_WORK TO COMPLETE_: Read the data and repeat it in full, exactly.

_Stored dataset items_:
━━━━━━━━
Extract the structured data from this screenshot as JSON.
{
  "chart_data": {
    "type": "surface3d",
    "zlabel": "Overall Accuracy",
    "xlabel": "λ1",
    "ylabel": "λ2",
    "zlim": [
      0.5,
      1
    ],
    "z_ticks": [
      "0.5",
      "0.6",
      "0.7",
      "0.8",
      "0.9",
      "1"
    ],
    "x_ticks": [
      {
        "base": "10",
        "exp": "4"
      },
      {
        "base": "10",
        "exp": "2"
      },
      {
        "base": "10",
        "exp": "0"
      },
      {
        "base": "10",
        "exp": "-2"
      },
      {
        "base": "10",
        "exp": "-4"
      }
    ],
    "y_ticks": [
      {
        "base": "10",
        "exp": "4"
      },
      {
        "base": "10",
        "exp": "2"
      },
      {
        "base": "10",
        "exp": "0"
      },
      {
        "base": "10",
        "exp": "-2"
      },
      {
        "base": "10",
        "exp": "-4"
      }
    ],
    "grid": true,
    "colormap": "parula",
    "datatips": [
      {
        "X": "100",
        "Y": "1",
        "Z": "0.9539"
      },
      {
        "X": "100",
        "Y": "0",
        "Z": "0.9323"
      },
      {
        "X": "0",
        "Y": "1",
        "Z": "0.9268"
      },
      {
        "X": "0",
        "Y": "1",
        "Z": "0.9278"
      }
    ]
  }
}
━━━━━━━━
_OUTPUT_:
Extract the structured data from this screenshot as JSON.
{
  "chart_data": {
    "type": "surface3d",
    "zlabel": "Overall Accuracy",
    "xlabel": "λ1",
    "ylabel": "λ2",
    "zlim": [
      0.5,
      1
    ],
    "z_ticks": [
      "0.5",
      "0.6",
      "0.7",
      "0.8",
      "0.9",
      "1"
    ],
    "x_ticks": [
      {
        "base": "10",
        "exp": "4"
      },
      {
        "base": "10",
        "exp": "2"
      },
      {
        "base": "10",
        "exp": "0"
      },
      {
        "base": "10",
        "exp": "-2"
      },
      {
        "base": "10",
        "exp": "-4"
      }
    ],
    "y_ticks": [
      {
        "base": "10",
        "exp": "4"
      },
      {
        "base": "10",
        "exp": "2"
      },
      {
        "base": "10",
        "exp": "0"
      },
      {
        "base": "10",
        "exp": "-2"
      },
      {
        "base": "10",
        "exp": "-4"
      }
    ],
    "grid": true,
    "colormap": "parula",
    "datatips": [
      {
        "X": "100",
        "Y": "1",
        "Z": "0.9539"
      },
      {
        "X": "100",
        "Y": "0",
        "Z": "0.9323"
      },
      {
        "X": "0",
        "Y": "1",
        "Z": "0.9268"
      },
      {
        "X": "0",
        "Y": "1",
        "Z": "0.9278"
      }
    ]
  }
}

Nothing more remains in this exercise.